Quelle
>>>>
Nach soviel Erfolg ging jedoch wieder viel Zeit ins Land und auch um das zugesagte Darlehen wurde es still. Erneut ergriffen wir die Initiative und beschafften uns nun die nötigen Baustoffe. Durch Vermittlung erhielten wir das zum Abbruch bestimmte alte Kesselhaus der Firma Rheinmetall an der Erhardtbrücke. Ein Fuhrunternehmer transportierte die Steine zum "Roten Haus", wo sie dann für den Schlehenweg verteilt und durch Loren, die wir uns beschafft hatten, an die einzelnen Parzellen der Siedler gefahren wurden. Es waren immerhin fast 40.000 Steine.
Mittlerweile hatten sich auch andere Gruppen gebildet, die ebenfalls Häuser bauen wollten, so z. B. am Sandweg die Gruppe Spiegel.
<<<<
Angezeigte Auflistung
>>>>
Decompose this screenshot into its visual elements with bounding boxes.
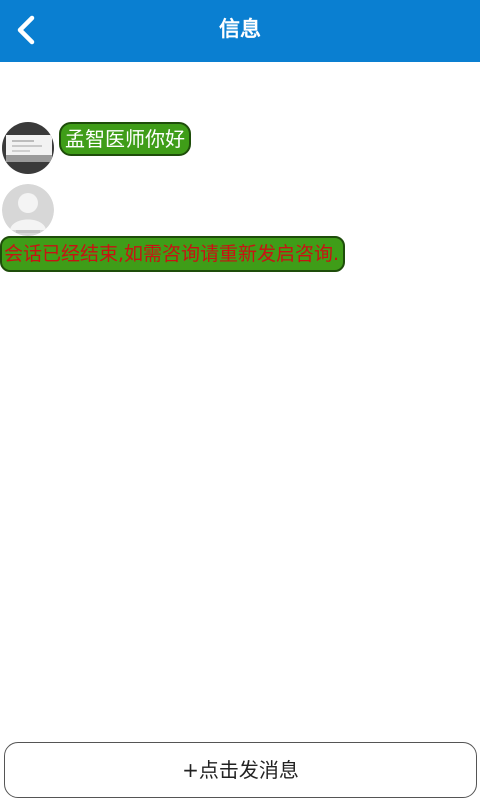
chat-message-list[interactable]: 孟智医师你好 会话已经结束,如需咨询请重新发启咨询. — [0, 62, 480, 738]
doctor-photo-icon — [2, 122, 54, 174]
message-bubble-greeting[interactable]: 孟智医师你好 — [59, 122, 191, 156]
doctor-avatar[interactable] — [2, 122, 54, 174]
send-message-button[interactable]: +点击发消息 — [4, 742, 477, 798]
message-bubble-system[interactable]: 会话已经结束,如需咨询请重新发启咨询. — [0, 236, 346, 272]
back-button[interactable] — [8, 12, 44, 48]
header-bar: 信息 — [0, 0, 480, 62]
user-avatar[interactable] — [2, 184, 54, 236]
page-title: 信息 — [219, 17, 261, 41]
default-user-avatar-icon — [2, 184, 54, 236]
chevron-left-icon — [17, 15, 35, 45]
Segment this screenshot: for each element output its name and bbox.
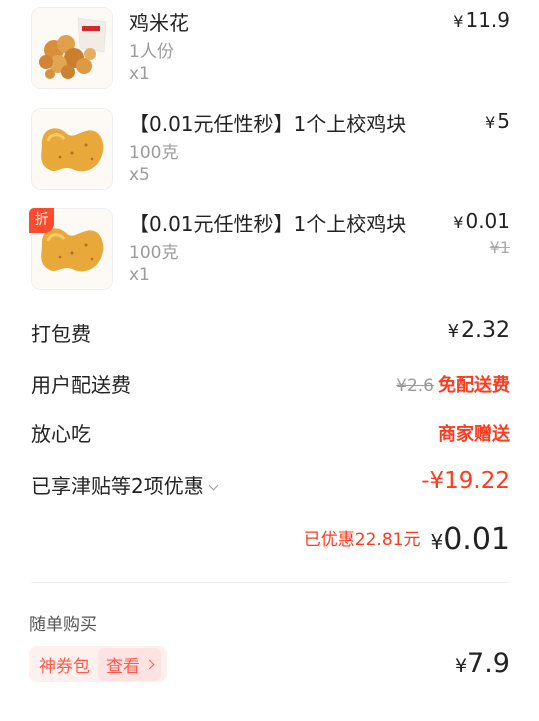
section-divider bbox=[31, 582, 510, 583]
coupon-package-price: ¥7.9 bbox=[455, 648, 510, 679]
item-spec: 1人份 bbox=[129, 42, 174, 62]
worry-free-label: 放心吃 bbox=[31, 422, 91, 446]
chicken-nugget-image bbox=[31, 108, 113, 190]
packing-fee-amount: 2.32 bbox=[461, 318, 510, 343]
packing-fee-label: 打包费 bbox=[31, 322, 91, 346]
coupon-price-value: 7.9 bbox=[467, 648, 510, 679]
item-quantity: x5 bbox=[129, 165, 150, 185]
packing-fee-value: ¥2.32 bbox=[448, 318, 510, 343]
delivery-original-price: ¥2.6 bbox=[396, 376, 434, 396]
chevron-down-icon bbox=[208, 480, 219, 491]
original-price: ¥1 bbox=[489, 238, 510, 257]
currency-symbol: ¥ bbox=[453, 213, 464, 232]
item-spec: 100克 bbox=[129, 243, 179, 263]
item-quantity: x1 bbox=[129, 265, 150, 285]
delivery-fee-label: 用户配送费 bbox=[31, 373, 131, 397]
discount-summary-label: 已享津贴等2项优惠 bbox=[31, 474, 204, 498]
order-item-2: 【0.01元任性秒】1个上校鸡块 100克 x5 ¥5 bbox=[0, 101, 539, 197]
popcorn-chicken-image bbox=[31, 7, 113, 89]
currency-symbol: ¥ bbox=[453, 12, 464, 31]
free-delivery-tag: 免配送费 bbox=[438, 375, 510, 396]
item-name: 【0.01元任性秒】1个上校鸡块 bbox=[129, 212, 407, 236]
item-price: ¥0.01 bbox=[453, 209, 510, 233]
currency-symbol: ¥ bbox=[447, 321, 460, 342]
item-price: ¥11.9 bbox=[453, 8, 510, 32]
worry-free-value: 商家赠送 bbox=[438, 420, 510, 446]
currency-symbol: ¥ bbox=[454, 655, 468, 677]
item-spec: 100克 bbox=[129, 143, 179, 163]
item-price-value: 11.9 bbox=[465, 8, 510, 32]
total-amount: 0.01 bbox=[443, 522, 510, 557]
merchant-gift-tag: 商家赠送 bbox=[438, 424, 510, 445]
item-price-value: 0.01 bbox=[465, 209, 510, 233]
item-price-value: 5 bbox=[497, 109, 510, 133]
order-item-1: 鸡米花 1人份 x1 ¥11.9 bbox=[0, 0, 539, 96]
currency-symbol: ¥ bbox=[430, 530, 444, 554]
item-name: 【0.01元任性秒】1个上校鸡块 bbox=[129, 112, 407, 136]
coupon-package-name: 神券包 bbox=[39, 656, 90, 677]
delivery-fee-value: ¥2.6 免配送费 bbox=[396, 371, 510, 397]
view-coupon-label: 查看 bbox=[106, 656, 140, 677]
addon-section-title: 随单购买 bbox=[29, 615, 97, 635]
discount-total-value: -¥19.22 bbox=[421, 468, 510, 494]
order-total: 已优惠22.81元 ¥0.01 bbox=[304, 522, 510, 557]
discount-badge: 折 bbox=[29, 208, 54, 233]
item-price: ¥5 bbox=[485, 109, 510, 133]
saved-amount-text: 已优惠22.81元 bbox=[303, 530, 421, 550]
coupon-package-pill[interactable]: 神券包 查看 bbox=[29, 646, 167, 682]
order-item-3: 折 【0.01元任性秒】1个上校鸡块 100克 x1 ¥0.01 ¥1 bbox=[0, 201, 539, 297]
view-coupon-button[interactable]: 查看 bbox=[98, 647, 161, 681]
discount-summary-toggle[interactable]: 已享津贴等2项优惠 bbox=[31, 470, 219, 499]
currency-symbol: ¥ bbox=[485, 113, 496, 132]
chevron-right-icon bbox=[144, 659, 155, 669]
item-name: 鸡米花 bbox=[129, 11, 189, 35]
item-quantity: x1 bbox=[129, 64, 150, 84]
<<<<
Aufgabenbeschreibung
Aus welchem Gebäude stammten laut Quelle die beschafften Baustoffe?

Ergebnis
Aus dem zum Abbruch bestimmten alten Kesselhaus der Firma Rheinmetall an der Erhardtbrücke.